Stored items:
★ ★ ★ ★

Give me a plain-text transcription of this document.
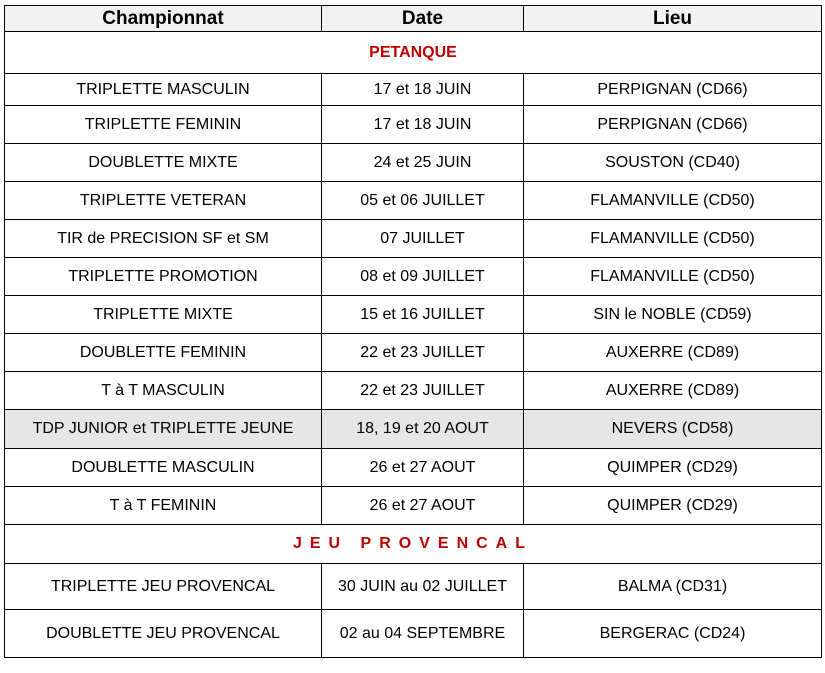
Championnat	Date	Lieu
PETANQUE		
TRIPLETTE MASCULIN	17 et 18 JUIN	PERPIGNAN (CD66)
TRIPLETTE FEMININ	17 et 18 JUIN	PERPIGNAN (CD66)
DOUBLETTE MIXTE	24 et 25 JUIN	SOUSTON (CD40)
TRIPLETTE VETERAN	05 et 06 JUILLET	FLAMANVILLE (CD50)
TIR de PRECISION SF et SM	07 JUILLET	FLAMANVILLE (CD50)
TRIPLETTE PROMOTION	08 et 09 JUILLET	FLAMANVILLE (CD50)
TRIPLETTE MIXTE	15 et 16 JUILLET	SIN le NOBLE (CD59)
DOUBLETTE FEMININ	22 et 23 JUILLET	AUXERRE (CD89)
T à T MASCULIN	22 et 23 JUILLET	AUXERRE (CD89)
TDP JUNIOR et TRIPLETTE JEUNE	18, 19 et 20 AOUT	NEVERS (CD58)
DOUBLETTE MASCULIN	26 et 27 AOUT	QUIMPER (CD29)
T à T FEMININ	26 et 27 AOUT	QUIMPER (CD29)
JEU PROVENCAL		
TRIPLETTE JEU PROVENCAL	30 JUIN au 02 JUILLET	BALMA (CD31)
DOUBLETTE JEU PROVENCAL	02 au 04 SEPTEMBRE	BERGERAC (CD24)
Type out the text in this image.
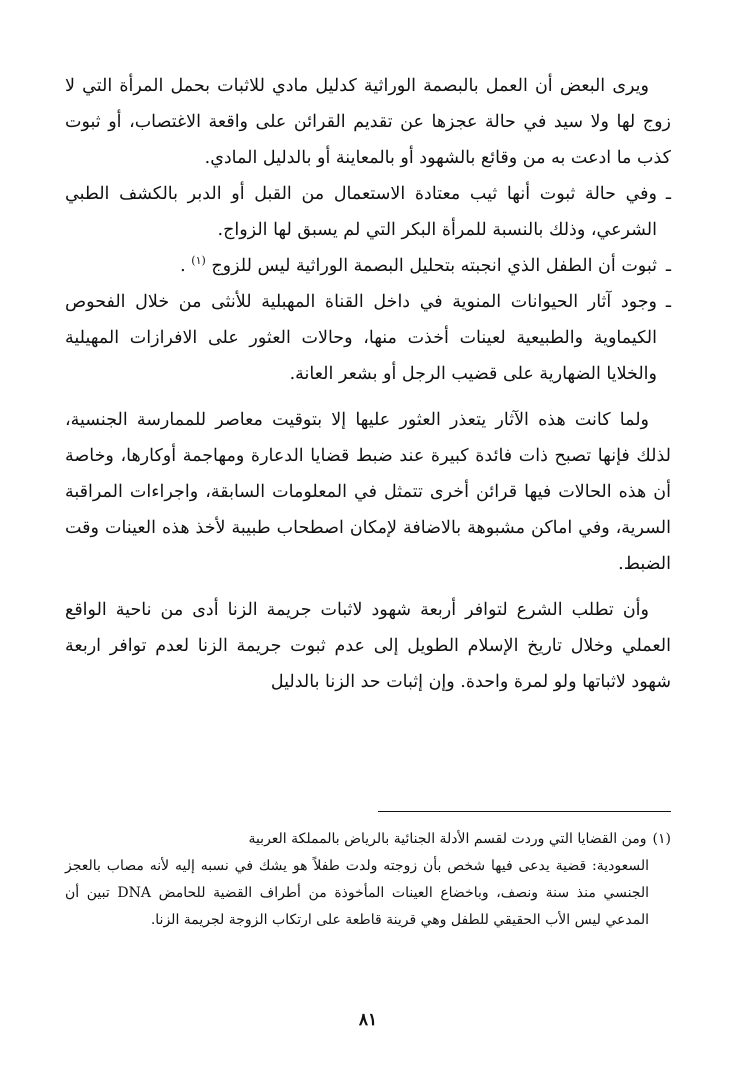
ويرى البعض أن العمل بالبصمة الوراثية كدليل مادي للاثبات بحمل المرأة التي لا زوج لها ولا سيد في حالة عجزها عن تقديم القرائن على واقعة الاغتصاب، أو ثبوت كذب ما ادعت به من وقائع بالشهود أو بالمعاينة أو بالدليل المادي.

ـ
وفي حالة ثبوت أنها ثيب معتادة الاستعمال من القبل أو الدبر بالكشف الطبي الشرعي، وذلك بالنسبة للمرأة البكر التي لم يسبق لها الزواج.
ـ
ثبوت أن الطفل الذي انجبته بتحليل البصمة الوراثية ليس للزوج $^{(١)}$ .
ـ
وجود آثار الحيوانات المنوية في داخل القناة المهبلية للأنثى من خلال الفحوص الكيماوية والطبيعية لعينات أخذت منها، وحالات العثور على الافرازات المهيلية والخلايا الضهارية على قضيب الرجل أو بشعر العانة.

ولما كانت هذه الآثار يتعذر العثور عليها إلا بتوقيت معاصر للممارسة الجنسية، لذلك فإنها تصبح ذات فائدة كبيرة عند ضبط قضايا الدعارة ومهاجمة أوكارها، وخاصة أن هذه الحالات فيها قرائن أخرى تتمثل في المعلومات السابقة، واجراءات المراقبة السرية، وفي اماكن مشبوهة بالاضافة لإمكان اصطحاب طبيبة لأخذ هذه العينات وقت الضبط.

وأن تطلب الشرع لتوافر أربعة شهود لاثبات جريمة الزنا أدى من ناحية الواقع العملي وخلال تاريخ الإسلام الطويل إلى عدم ثبوت جريمة الزنا لعدم توافر اربعة شهود لاثباتها ولو لمرة واحدة. وإن إثبات حد الزنا بالدليل

(١)ومن القضايا التي وردت لقسم الأدلة الجنائية بالرياض بالمملكة العربية
السعودية: قضية يدعى فيها شخص بأن زوجته ولدت طفلاً هو يشك في نسبه إليه لأنه مصاب بالعجز الجنسي منذ سنة ونصف، وباخضاع العينات المأخوذة من أطراف القضية للحامض DNA تبين أن المدعي ليس الأب الحقيقي للطفل وهي قرينة قاطعة على ارتكاب الزوجة لجريمة الزنا.
٨١
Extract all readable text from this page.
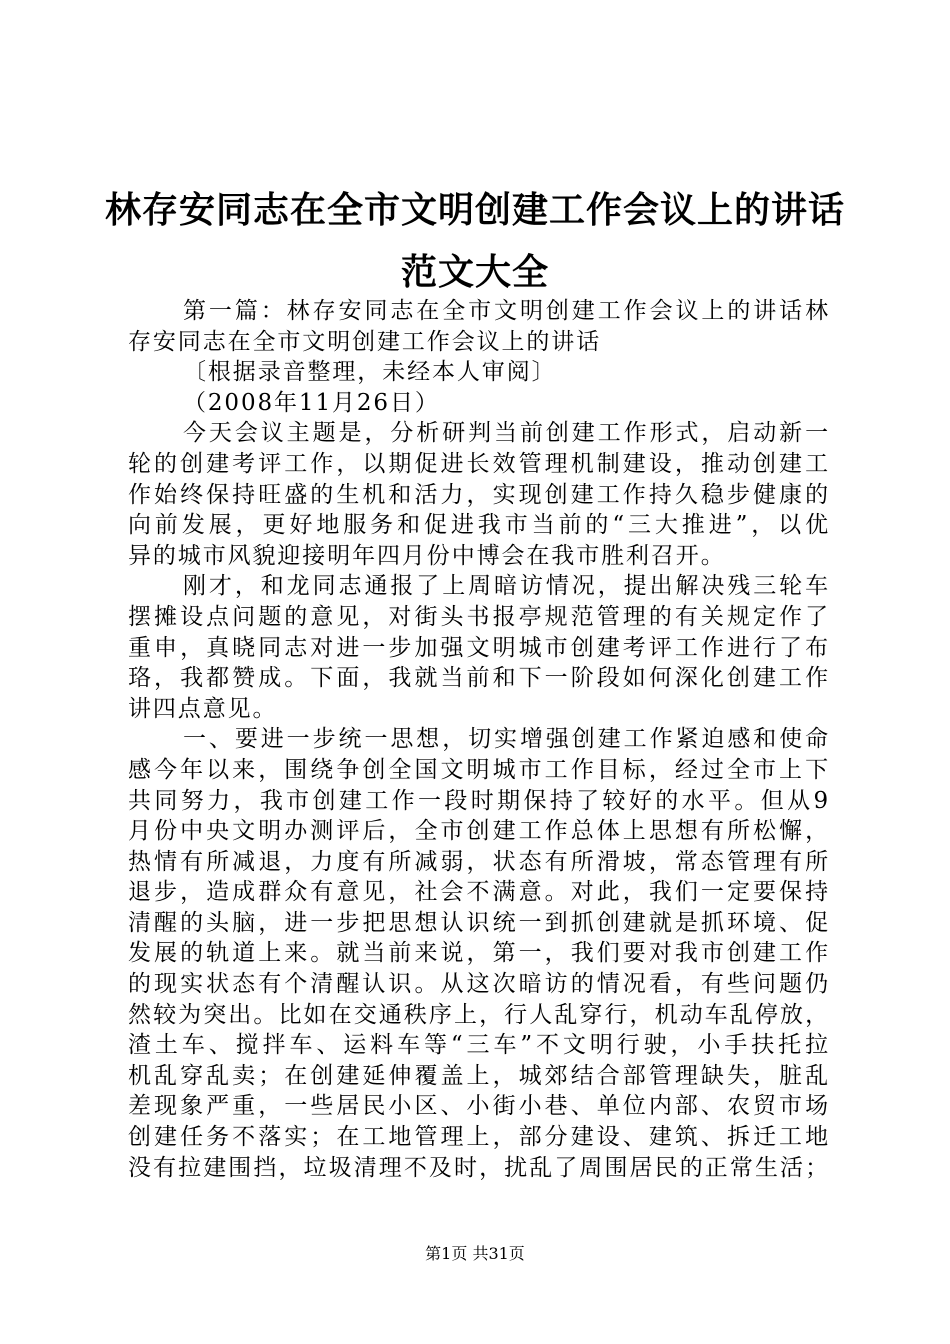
林存安同志在全市文明创建工作会议上的讲话
范文大全
第一篇：林存安同志在全市文明创建工作会议上的讲话林
存安同志在全市文明创建工作会议上的讲话
〔根据录音整理，未经本人审阅〕
（2008年11月26日）
今天会议主题是，分析研判当前创建工作形式，启动新一
轮的创建考评工作，以期促进长效管理机制建设，推动创建工
作始终保持旺盛的生机和活力，实现创建工作持久稳步健康的
向前发展，更好地服务和促进我市当前的“三大推进”，以优
异的城市风貌迎接明年四月份中博会在我市胜利召开。
刚才，和龙同志通报了上周暗访情况，提出解决残三轮车
摆摊设点问题的意见，对街头书报亭规范管理的有关规定作了
重申，真晓同志对进一步加强文明城市创建考评工作进行了布
珞，我都赞成。下面，我就当前和下一阶段如何深化创建工作
讲四点意见。
一、要进一步统一思想，切实增强创建工作紧迫感和使命
感今年以来，围绕争创全国文明城市工作目标，经过全市上下
共同努力，我市创建工作一段时期保持了较好的水平。但从9
月份中央文明办测评后，全市创建工作总体上思想有所松懈，
热情有所减退，力度有所减弱，状态有所滑坡，常态管理有所
退步，造成群众有意见，社会不满意。对此，我们一定要保持
清醒的头脑，进一步把思想认识统一到抓创建就是抓环境、促
发展的轨道上来。就当前来说，第一，我们要对我市创建工作
的现实状态有个清醒认识。从这次暗访的情况看，有些问题仍
然较为突出。比如在交通秩序上，行人乱穿行，机动车乱停放，
渣土车、搅拌车、运料车等“三车”不文明行驶，小手扶托拉
机乱穿乱卖；在创建延伸覆盖上，城郊结合部管理缺失，脏乱
差现象严重，一些居民小区、小街小巷、单位内部、农贸市场
创建任务不落实；在工地管理上，部分建设、建筑、拆迁工地
没有拉建围挡，垃圾清理不及时，扰乱了周围居民的正常生活；
第1页 共31页
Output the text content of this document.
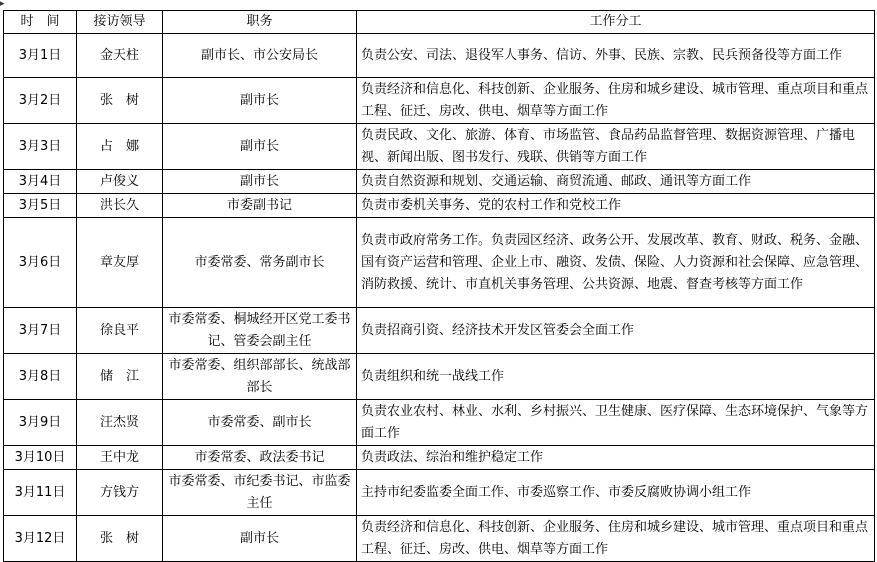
▸
时　间	接访领导	职务	工作分工
3月1日	金天柱	副市长、市公安局长	负责公安、司法、退役军人事务、信访、外事、民族、宗教、民兵预备役等方面工作
3月2日	张　树	副市长	负责经济和信息化、科技创新、企业服务、住房和城乡建设、城市管理、重点项目和重点工程、征迁、房改、供电、烟草等方面工作
3月3日	占　娜	副市长	负责民政、文化、旅游、体育、市场监管、食品药品监督管理、数据资源管理、广播电视、新闻出版、图书发行、残联、供销等方面工作
3月4日	卢俊义	副市长	负责自然资源和规划、交通运输、商贸流通、邮政、通讯等方面工作
3月5日	洪长久	市委副书记	负责市委机关事务、党的农村工作和党校工作
3月6日	章友厚	市委常委、常务副市长	负责市政府常务工作。负责园区经济、政务公开、发展改革、教育、财政、税务、金融、国有资产运营和管理、企业上市、融资、发债、保险、人力资源和社会保障、应急管理、消防救援、统计、市直机关事务管理、公共资源、地震、督查考核等方面工作
3月7日	徐良平	市委常委、桐城经开区党工委书记、管委会副主任	负责招商引资、经济技术开发区管委会全面工作
3月8日	储　江	市委常委、组织部部长、统战部部长	负责组织和统一战线工作
3月9日	汪杰贤	市委常委、副市长	负责农业农村、林业、水利、乡村振兴、卫生健康、医疗保障、生态环境保护、气象等方面工作
3月10日	王中龙	市委常委、政法委书记	负责政法、综治和维护稳定工作
3月11日	方钱方	市委常委、市纪委书记、市监委主任	主持市纪委监委全面工作、市委巡察工作、市委反腐败协调小组工作
3月12日	张　树	副市长	负责经济和信息化、科技创新、企业服务、住房和城乡建设、城市管理、重点项目和重点工程、征迁、房改、供电、烟草等方面工作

★ ★ ★ ★

** Do this **
Report how many lines in the listing above include the word "城市管理". Give nothing but the number.

** Response below **
2